» OBJECTIVE:
Look through the data for the string "type". Copy every line where it is found.

» DATA SECTION:
※ ※ ※

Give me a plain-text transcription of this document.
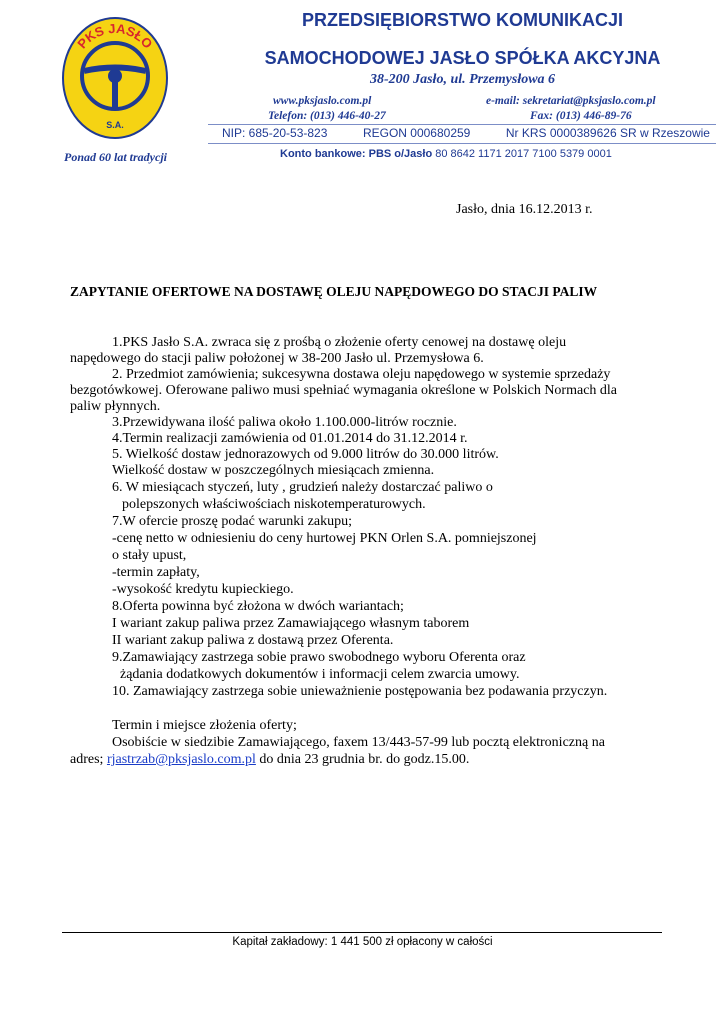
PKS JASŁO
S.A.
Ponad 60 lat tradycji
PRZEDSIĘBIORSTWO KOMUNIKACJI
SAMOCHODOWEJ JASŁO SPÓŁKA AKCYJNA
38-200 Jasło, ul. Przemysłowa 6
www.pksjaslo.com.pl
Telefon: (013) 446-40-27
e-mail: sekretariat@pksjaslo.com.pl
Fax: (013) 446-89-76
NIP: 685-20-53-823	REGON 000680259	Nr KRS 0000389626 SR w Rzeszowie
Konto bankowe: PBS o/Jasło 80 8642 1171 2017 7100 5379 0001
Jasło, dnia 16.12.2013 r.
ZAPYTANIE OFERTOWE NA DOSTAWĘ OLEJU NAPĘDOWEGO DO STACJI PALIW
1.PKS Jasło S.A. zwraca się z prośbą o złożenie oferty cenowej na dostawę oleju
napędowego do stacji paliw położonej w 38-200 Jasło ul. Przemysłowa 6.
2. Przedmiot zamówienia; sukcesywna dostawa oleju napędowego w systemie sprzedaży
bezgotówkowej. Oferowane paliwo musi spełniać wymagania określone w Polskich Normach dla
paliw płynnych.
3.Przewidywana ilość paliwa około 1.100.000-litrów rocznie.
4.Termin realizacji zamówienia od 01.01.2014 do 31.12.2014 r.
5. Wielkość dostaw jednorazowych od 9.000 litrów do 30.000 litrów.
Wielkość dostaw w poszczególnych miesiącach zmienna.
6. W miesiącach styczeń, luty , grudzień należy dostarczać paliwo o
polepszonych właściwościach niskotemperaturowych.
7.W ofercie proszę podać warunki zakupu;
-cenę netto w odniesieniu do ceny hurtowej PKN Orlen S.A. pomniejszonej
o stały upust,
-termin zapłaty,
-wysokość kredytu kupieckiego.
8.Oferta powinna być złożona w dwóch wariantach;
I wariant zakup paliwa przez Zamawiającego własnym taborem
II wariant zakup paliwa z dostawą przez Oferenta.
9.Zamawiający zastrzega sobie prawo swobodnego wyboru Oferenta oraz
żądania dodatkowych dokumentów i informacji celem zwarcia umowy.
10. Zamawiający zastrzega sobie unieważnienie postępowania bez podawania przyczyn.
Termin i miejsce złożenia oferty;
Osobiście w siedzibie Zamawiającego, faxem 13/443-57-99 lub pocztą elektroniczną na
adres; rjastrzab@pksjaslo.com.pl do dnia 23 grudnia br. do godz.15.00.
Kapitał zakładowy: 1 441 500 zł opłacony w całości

※ ※ ※

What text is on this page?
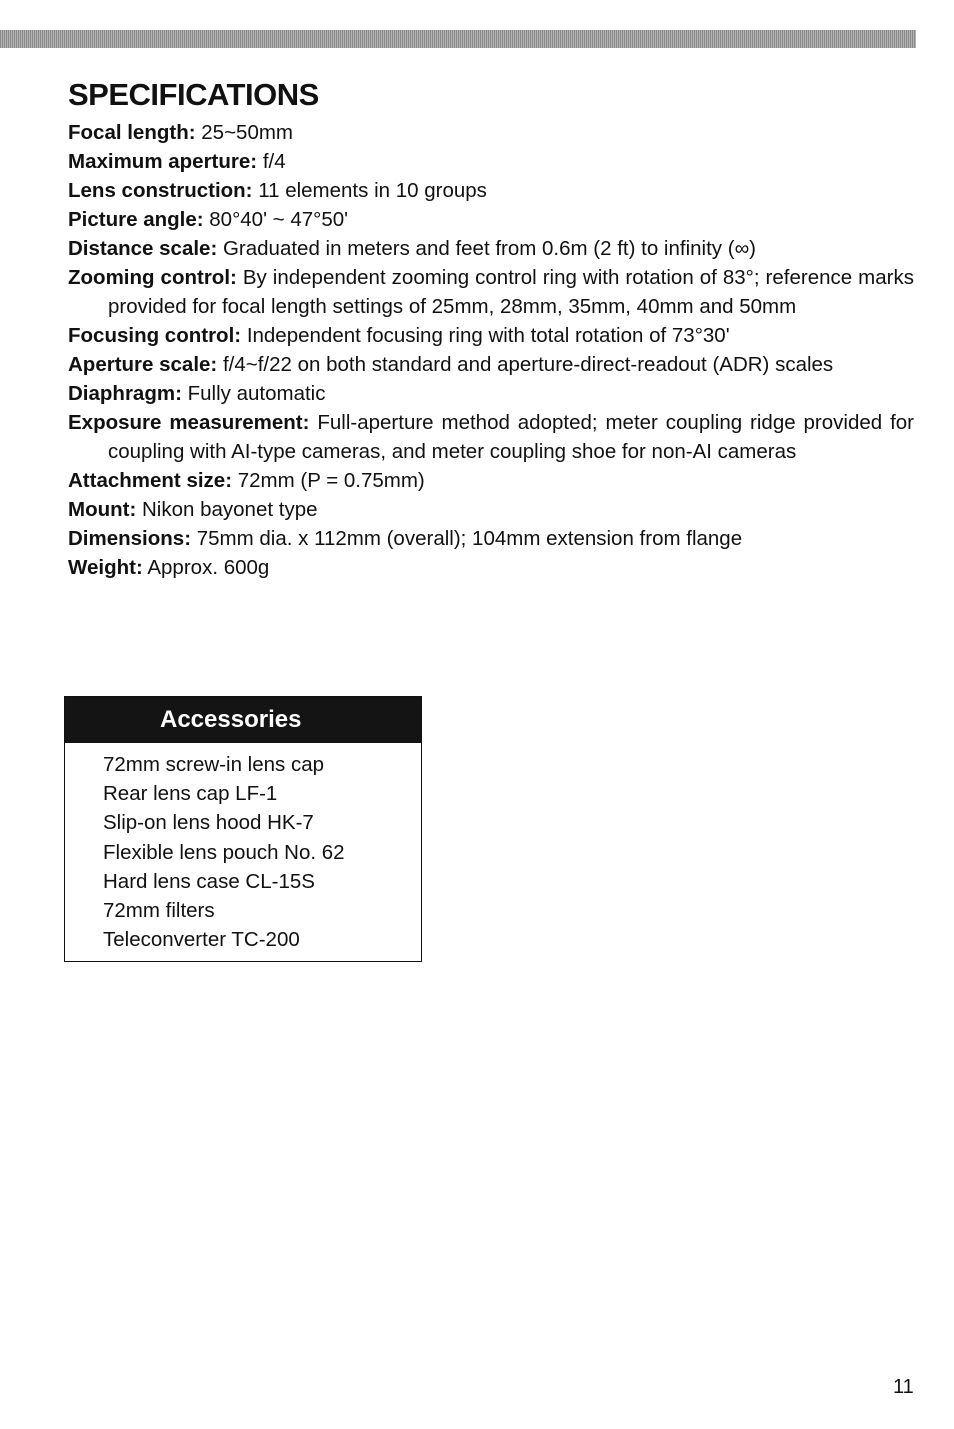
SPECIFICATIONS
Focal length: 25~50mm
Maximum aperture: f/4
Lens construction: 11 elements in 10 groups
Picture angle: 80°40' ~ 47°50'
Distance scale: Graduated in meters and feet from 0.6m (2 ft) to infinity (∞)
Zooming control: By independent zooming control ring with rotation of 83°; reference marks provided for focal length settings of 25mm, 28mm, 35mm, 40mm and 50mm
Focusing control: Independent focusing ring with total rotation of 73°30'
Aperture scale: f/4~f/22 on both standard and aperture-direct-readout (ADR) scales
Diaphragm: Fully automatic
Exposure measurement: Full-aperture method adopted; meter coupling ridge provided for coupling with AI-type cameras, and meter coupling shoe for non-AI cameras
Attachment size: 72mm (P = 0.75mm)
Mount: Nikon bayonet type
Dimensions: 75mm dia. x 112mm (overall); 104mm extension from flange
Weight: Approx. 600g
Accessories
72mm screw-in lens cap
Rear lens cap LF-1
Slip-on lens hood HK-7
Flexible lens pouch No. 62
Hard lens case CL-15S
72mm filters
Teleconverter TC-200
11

※ ※ ※

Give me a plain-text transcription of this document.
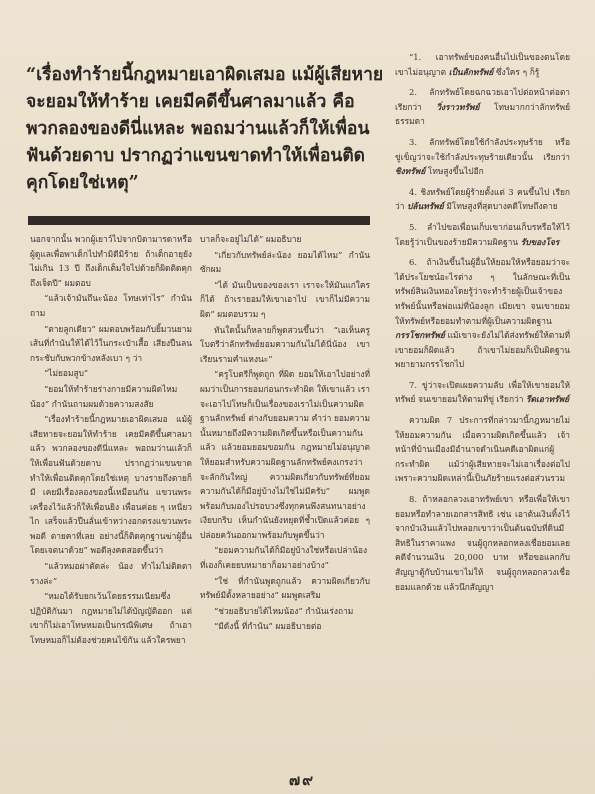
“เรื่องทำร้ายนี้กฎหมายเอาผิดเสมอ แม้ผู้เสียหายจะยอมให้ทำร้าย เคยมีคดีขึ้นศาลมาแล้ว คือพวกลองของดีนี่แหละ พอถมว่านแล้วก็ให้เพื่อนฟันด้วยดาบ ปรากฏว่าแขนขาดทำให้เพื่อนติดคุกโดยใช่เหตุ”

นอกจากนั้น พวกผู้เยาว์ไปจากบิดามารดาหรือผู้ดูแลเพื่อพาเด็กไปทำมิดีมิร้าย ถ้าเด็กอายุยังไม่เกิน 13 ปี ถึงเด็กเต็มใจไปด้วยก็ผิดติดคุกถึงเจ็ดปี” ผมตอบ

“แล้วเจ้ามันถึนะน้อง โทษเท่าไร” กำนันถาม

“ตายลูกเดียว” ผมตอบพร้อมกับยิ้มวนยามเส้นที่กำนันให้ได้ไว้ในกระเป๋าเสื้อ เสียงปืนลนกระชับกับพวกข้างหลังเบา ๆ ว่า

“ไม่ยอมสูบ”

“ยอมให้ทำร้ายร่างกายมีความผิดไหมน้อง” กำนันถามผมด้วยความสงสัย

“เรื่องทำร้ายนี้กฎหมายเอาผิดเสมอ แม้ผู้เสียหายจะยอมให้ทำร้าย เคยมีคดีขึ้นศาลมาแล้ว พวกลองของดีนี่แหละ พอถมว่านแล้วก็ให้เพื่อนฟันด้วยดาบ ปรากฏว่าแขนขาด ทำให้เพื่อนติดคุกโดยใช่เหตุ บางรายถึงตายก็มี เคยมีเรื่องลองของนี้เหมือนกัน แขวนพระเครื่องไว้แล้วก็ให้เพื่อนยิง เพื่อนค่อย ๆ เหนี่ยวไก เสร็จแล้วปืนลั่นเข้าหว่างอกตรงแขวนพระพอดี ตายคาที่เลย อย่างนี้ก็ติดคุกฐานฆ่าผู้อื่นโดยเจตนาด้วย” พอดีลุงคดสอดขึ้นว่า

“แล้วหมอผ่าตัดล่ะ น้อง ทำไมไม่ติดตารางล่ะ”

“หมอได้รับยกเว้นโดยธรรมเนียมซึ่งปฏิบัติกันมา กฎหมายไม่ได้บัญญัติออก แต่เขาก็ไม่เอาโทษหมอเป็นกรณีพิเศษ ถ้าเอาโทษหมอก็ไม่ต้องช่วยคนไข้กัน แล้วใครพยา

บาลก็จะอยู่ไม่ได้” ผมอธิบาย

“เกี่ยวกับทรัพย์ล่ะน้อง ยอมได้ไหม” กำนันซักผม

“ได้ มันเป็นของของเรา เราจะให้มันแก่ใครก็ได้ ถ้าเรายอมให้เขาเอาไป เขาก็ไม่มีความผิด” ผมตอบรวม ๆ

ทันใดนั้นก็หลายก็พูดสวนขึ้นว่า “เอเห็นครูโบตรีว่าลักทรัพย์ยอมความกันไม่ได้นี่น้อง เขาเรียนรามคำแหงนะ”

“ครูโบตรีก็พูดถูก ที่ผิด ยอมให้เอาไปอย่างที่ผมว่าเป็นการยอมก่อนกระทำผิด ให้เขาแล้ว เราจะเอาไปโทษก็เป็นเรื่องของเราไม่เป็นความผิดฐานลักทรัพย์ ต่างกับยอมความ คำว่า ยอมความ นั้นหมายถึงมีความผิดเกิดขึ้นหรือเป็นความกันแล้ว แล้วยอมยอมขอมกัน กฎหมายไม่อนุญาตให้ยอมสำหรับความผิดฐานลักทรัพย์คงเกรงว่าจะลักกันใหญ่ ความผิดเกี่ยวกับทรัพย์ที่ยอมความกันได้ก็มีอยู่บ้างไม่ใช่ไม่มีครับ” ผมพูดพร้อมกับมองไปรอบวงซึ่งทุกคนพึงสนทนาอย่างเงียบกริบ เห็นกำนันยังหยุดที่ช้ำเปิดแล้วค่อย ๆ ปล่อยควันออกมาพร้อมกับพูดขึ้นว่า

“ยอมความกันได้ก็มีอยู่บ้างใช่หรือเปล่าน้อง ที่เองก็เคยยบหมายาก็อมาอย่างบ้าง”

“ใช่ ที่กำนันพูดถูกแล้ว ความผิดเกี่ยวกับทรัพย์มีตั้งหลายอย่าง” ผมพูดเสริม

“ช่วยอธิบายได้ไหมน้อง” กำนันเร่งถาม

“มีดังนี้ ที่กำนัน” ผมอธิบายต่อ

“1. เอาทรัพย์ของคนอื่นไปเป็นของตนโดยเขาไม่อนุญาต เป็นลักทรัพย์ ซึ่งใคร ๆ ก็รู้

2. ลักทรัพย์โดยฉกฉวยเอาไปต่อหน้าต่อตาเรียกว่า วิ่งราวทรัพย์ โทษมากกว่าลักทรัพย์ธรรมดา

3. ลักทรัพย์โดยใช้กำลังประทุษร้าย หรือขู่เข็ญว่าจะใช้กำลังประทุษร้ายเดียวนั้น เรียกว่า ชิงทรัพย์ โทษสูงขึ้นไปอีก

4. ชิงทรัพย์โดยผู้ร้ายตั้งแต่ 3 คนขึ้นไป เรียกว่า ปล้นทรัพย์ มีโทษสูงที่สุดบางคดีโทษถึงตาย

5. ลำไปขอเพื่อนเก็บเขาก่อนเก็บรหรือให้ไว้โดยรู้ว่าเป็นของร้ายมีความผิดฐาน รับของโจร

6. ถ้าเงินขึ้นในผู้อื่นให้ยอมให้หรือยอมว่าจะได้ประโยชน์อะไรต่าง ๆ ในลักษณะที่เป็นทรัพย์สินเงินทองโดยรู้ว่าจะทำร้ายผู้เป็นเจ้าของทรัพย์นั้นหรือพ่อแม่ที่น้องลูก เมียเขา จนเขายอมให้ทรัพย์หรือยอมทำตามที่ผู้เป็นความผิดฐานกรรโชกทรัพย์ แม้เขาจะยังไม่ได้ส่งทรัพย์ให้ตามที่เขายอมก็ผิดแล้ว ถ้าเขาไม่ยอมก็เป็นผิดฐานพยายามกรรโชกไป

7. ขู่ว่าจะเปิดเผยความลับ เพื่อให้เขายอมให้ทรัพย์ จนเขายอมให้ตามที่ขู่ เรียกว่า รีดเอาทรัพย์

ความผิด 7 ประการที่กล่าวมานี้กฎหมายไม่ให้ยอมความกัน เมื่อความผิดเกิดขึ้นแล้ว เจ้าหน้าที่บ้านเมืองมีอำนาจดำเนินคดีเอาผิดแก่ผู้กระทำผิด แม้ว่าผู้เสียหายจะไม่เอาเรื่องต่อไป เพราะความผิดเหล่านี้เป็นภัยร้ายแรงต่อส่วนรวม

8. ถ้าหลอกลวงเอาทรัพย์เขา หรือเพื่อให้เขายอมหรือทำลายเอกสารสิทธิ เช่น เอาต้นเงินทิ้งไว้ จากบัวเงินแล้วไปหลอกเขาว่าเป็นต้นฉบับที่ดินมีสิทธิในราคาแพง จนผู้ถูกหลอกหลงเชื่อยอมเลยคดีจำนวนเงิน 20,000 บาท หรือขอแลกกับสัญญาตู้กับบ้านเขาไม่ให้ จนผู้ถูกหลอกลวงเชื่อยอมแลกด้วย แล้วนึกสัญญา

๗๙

※ ※ ※

» COMPLETED TASK:
Exposure measurement: Full-aperture method adopted; meter coupling ridge provided for coupling with AI-type cameras, and meter coupling shoe for non-AI cameras
Mount: Nikon bayonet type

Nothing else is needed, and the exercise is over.